*AIM*:
Copy out every line in the entries below that includes "screenshot".

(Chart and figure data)
┄┄┄┄┄┄
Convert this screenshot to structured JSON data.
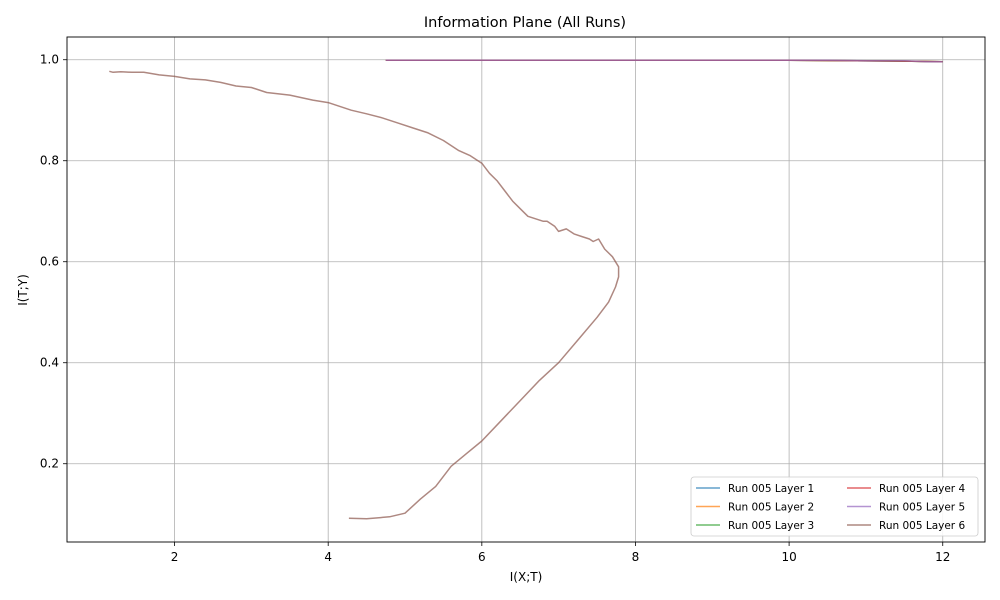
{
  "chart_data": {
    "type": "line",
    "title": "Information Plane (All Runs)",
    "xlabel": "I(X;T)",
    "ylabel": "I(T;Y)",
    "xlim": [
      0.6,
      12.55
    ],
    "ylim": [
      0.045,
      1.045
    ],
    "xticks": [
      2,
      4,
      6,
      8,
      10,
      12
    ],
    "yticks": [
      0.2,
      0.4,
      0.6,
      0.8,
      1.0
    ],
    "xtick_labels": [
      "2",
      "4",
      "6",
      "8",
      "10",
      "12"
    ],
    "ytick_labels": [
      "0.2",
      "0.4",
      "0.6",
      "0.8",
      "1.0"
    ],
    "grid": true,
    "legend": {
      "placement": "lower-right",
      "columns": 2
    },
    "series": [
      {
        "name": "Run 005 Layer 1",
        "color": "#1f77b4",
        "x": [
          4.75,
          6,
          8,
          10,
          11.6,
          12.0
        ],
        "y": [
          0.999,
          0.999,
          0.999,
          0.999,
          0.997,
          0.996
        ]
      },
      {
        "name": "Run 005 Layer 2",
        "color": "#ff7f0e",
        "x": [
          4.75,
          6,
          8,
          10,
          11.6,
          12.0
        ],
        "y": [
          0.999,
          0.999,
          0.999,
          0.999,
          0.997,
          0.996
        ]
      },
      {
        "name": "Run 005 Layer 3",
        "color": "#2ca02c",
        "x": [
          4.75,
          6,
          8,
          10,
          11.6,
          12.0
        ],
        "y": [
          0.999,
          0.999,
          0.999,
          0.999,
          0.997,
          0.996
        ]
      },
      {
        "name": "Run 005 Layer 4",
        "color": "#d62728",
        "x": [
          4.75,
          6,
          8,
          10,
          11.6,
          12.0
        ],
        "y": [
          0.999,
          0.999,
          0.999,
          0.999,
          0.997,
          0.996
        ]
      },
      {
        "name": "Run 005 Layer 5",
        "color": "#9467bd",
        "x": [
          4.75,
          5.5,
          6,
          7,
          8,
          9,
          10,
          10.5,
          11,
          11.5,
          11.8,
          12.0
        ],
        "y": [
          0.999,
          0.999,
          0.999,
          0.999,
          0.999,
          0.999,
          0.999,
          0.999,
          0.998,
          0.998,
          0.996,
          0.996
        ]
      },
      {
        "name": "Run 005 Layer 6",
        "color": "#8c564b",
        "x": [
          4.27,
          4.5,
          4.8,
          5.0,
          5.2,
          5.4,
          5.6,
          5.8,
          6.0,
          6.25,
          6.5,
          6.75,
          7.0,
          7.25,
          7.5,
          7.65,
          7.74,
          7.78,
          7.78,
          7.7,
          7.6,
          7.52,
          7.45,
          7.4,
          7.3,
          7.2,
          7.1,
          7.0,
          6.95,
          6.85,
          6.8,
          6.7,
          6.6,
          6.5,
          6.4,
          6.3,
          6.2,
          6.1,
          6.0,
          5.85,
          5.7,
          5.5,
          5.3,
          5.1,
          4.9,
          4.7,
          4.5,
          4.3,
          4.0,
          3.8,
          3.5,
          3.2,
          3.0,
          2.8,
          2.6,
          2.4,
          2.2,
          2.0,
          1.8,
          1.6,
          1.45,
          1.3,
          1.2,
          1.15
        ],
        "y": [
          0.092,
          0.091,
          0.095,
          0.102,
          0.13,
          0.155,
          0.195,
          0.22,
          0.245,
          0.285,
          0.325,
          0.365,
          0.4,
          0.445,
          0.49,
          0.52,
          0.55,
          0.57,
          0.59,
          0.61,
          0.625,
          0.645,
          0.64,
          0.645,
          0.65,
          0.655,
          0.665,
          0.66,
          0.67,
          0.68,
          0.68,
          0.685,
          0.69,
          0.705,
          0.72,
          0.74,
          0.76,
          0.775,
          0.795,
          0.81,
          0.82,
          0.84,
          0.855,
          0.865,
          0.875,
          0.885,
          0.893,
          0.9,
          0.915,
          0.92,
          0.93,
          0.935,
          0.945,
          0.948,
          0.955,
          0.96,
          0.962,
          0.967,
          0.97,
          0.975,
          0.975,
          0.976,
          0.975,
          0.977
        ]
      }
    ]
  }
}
┄┄┄┄┄┄
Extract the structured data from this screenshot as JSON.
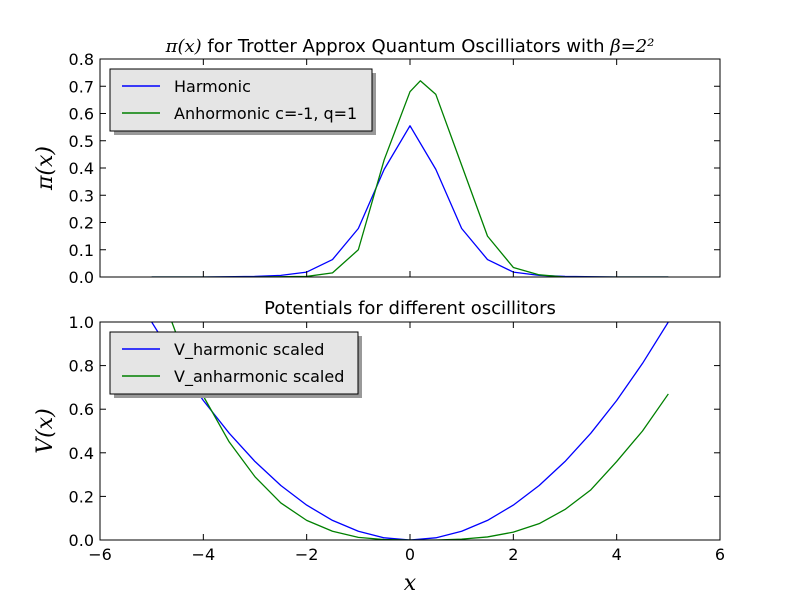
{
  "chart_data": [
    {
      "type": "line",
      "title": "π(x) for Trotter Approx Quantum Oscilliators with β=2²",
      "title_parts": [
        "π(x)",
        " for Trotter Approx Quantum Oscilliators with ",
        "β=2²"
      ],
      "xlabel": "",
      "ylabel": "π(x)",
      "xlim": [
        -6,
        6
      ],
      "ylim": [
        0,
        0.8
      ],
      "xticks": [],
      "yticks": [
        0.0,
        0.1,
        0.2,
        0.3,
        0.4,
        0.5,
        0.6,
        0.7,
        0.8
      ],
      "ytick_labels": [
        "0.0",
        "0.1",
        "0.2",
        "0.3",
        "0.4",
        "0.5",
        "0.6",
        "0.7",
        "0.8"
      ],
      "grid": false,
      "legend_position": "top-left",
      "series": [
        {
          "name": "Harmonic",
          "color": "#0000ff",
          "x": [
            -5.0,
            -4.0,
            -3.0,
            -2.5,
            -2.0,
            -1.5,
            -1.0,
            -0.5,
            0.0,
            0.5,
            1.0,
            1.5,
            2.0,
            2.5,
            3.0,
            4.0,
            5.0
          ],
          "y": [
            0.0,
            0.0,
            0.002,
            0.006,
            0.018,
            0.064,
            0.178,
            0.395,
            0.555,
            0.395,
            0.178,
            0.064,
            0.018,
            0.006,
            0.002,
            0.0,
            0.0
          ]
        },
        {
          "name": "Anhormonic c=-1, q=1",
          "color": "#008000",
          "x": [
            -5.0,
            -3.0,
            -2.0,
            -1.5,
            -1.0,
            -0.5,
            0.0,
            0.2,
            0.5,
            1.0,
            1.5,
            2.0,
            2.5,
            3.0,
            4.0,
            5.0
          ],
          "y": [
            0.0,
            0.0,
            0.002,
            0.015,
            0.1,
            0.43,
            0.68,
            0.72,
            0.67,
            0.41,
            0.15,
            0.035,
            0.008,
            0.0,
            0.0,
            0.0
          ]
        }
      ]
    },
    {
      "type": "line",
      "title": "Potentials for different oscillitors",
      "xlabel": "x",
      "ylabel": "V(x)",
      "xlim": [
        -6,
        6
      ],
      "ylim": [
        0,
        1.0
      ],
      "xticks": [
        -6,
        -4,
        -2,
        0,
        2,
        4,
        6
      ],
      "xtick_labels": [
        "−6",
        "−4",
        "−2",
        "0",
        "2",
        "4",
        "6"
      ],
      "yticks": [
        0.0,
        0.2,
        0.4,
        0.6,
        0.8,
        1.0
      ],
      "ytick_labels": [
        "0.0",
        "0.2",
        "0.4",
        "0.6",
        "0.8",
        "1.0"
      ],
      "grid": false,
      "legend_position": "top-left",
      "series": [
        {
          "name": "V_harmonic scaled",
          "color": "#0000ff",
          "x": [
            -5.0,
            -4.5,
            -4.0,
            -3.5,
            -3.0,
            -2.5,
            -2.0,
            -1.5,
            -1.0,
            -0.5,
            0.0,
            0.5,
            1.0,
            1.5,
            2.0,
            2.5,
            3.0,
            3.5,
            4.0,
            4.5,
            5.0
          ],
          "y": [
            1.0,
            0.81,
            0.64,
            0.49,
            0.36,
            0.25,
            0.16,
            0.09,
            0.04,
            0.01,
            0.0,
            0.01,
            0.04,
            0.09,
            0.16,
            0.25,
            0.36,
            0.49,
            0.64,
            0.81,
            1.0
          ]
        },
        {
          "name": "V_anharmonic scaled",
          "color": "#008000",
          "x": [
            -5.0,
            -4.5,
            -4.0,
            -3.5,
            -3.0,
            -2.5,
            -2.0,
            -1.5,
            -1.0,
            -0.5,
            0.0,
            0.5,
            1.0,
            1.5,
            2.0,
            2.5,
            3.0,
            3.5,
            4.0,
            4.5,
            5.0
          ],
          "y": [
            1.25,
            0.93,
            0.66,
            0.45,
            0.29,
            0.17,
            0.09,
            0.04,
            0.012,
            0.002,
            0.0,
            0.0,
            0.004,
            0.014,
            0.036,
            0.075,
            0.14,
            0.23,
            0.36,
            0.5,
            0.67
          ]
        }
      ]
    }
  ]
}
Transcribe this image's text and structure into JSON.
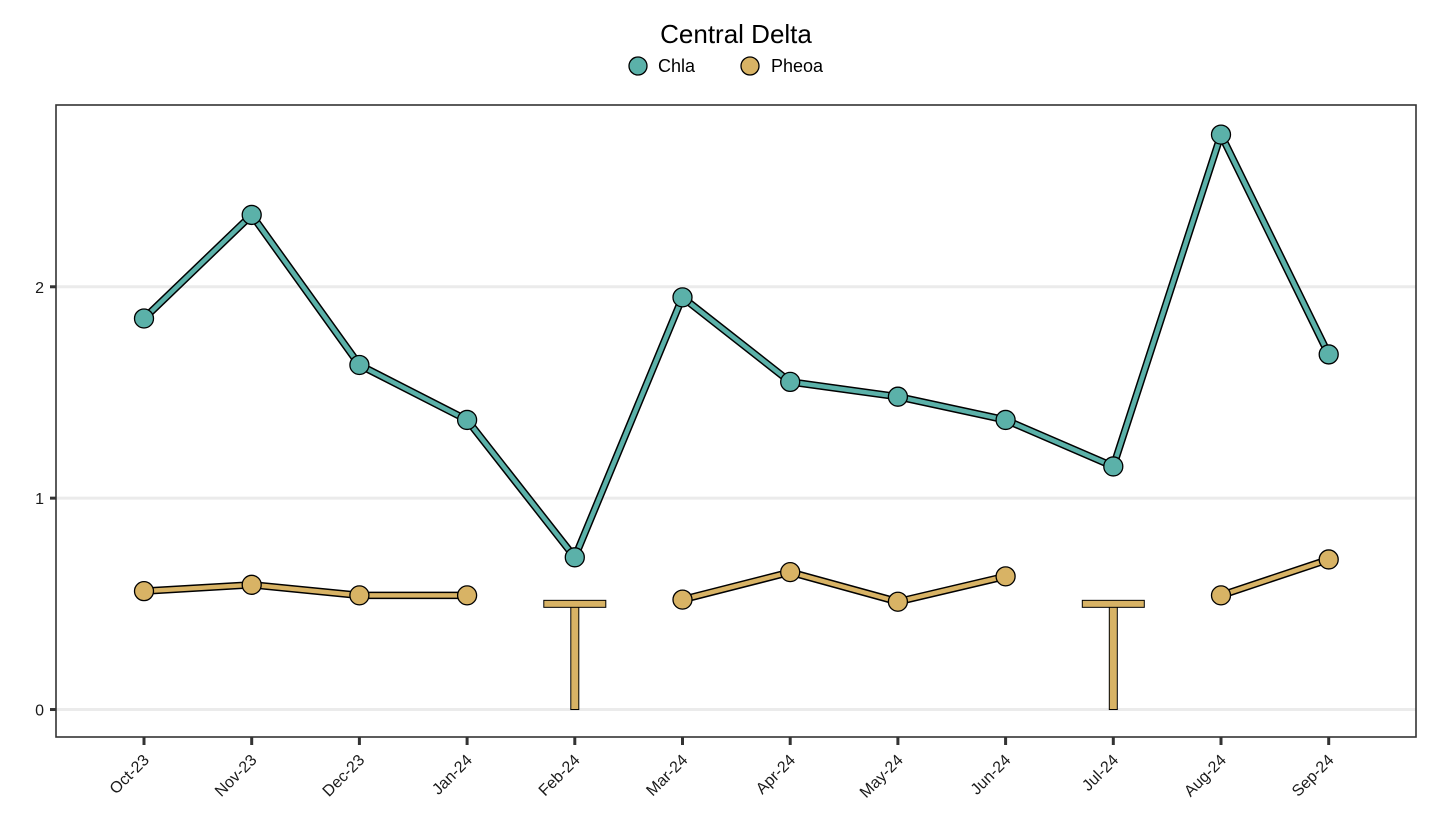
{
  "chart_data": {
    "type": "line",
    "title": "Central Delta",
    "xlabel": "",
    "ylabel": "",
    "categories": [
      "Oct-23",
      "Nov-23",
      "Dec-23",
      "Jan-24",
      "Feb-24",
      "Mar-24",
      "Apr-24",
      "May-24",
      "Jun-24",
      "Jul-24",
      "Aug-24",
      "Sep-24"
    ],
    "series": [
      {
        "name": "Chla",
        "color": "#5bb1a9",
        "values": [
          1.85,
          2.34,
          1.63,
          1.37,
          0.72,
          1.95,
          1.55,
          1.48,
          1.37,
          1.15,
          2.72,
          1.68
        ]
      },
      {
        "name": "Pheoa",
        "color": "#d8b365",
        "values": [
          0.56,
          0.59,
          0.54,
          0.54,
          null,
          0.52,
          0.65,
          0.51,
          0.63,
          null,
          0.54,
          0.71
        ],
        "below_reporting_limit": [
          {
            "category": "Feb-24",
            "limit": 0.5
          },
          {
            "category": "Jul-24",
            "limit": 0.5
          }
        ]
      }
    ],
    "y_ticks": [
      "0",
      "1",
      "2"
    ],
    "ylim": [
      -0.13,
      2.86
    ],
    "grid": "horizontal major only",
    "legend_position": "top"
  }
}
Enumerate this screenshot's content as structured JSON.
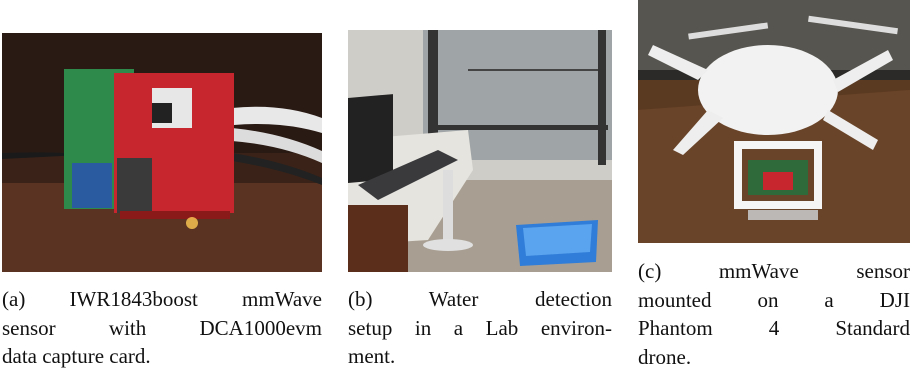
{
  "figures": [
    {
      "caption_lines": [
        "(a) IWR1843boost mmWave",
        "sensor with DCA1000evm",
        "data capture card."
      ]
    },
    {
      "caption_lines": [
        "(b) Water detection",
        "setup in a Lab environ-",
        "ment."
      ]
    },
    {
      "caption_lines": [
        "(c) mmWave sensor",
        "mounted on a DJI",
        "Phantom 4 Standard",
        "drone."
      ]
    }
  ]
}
┄┄┄┄┄┄
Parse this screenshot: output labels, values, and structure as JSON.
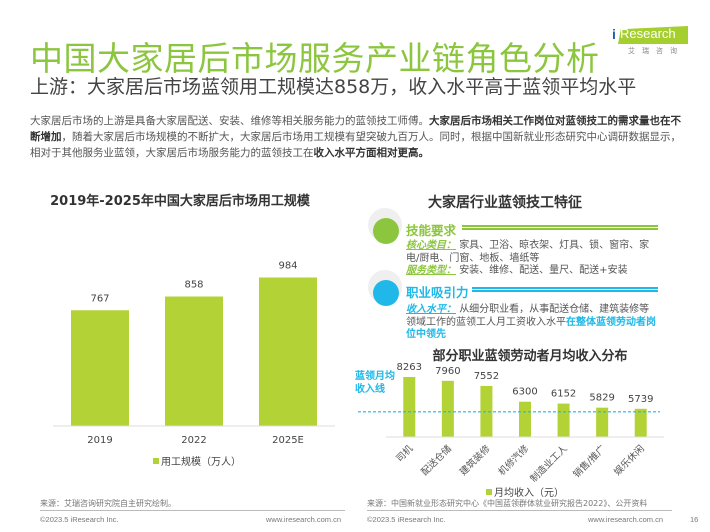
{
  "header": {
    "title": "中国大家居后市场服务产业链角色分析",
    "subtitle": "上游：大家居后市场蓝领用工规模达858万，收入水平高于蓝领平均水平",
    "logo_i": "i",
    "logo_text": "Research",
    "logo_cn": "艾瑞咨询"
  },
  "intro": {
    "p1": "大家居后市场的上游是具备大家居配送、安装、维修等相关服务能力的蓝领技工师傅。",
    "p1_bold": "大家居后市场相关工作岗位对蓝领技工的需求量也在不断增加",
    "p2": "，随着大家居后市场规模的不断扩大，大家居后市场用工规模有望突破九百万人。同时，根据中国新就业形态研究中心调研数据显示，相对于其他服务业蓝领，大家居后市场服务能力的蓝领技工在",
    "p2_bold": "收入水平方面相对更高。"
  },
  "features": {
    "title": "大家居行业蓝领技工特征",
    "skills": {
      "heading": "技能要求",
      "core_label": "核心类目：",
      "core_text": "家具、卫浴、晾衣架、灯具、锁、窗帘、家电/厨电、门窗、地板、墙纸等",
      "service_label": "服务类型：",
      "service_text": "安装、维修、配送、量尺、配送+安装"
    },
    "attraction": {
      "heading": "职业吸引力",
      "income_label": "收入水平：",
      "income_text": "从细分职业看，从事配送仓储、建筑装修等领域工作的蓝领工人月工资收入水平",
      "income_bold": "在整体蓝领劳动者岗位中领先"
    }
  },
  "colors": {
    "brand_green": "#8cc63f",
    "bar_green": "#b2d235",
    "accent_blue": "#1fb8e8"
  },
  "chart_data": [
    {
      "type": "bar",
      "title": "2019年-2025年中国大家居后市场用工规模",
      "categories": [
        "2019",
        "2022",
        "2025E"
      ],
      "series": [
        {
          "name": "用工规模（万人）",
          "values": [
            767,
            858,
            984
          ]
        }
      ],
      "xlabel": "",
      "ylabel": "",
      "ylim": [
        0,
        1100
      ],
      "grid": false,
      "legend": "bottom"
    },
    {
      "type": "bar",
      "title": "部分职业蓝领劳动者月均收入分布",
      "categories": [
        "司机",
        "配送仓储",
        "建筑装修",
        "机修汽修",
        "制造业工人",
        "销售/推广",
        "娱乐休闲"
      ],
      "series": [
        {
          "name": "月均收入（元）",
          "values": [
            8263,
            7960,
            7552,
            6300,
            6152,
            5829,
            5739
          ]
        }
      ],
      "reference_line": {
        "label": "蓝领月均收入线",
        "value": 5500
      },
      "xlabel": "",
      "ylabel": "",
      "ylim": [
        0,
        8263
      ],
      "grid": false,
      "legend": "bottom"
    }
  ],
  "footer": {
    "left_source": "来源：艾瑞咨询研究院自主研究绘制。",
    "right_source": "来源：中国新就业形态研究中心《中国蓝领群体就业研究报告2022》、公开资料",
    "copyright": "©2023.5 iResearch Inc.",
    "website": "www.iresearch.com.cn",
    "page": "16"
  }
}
┄┄┄┄┄┄
*SOLUTION TO THE PROBLEM*:
Convert this screenshot to structured JSON data.
Extract the structured data from this screenshot as JSON.
Enumerate this screenshot's content as structured JSON.
Parse this screenshot: output labels, values, and structure as JSON.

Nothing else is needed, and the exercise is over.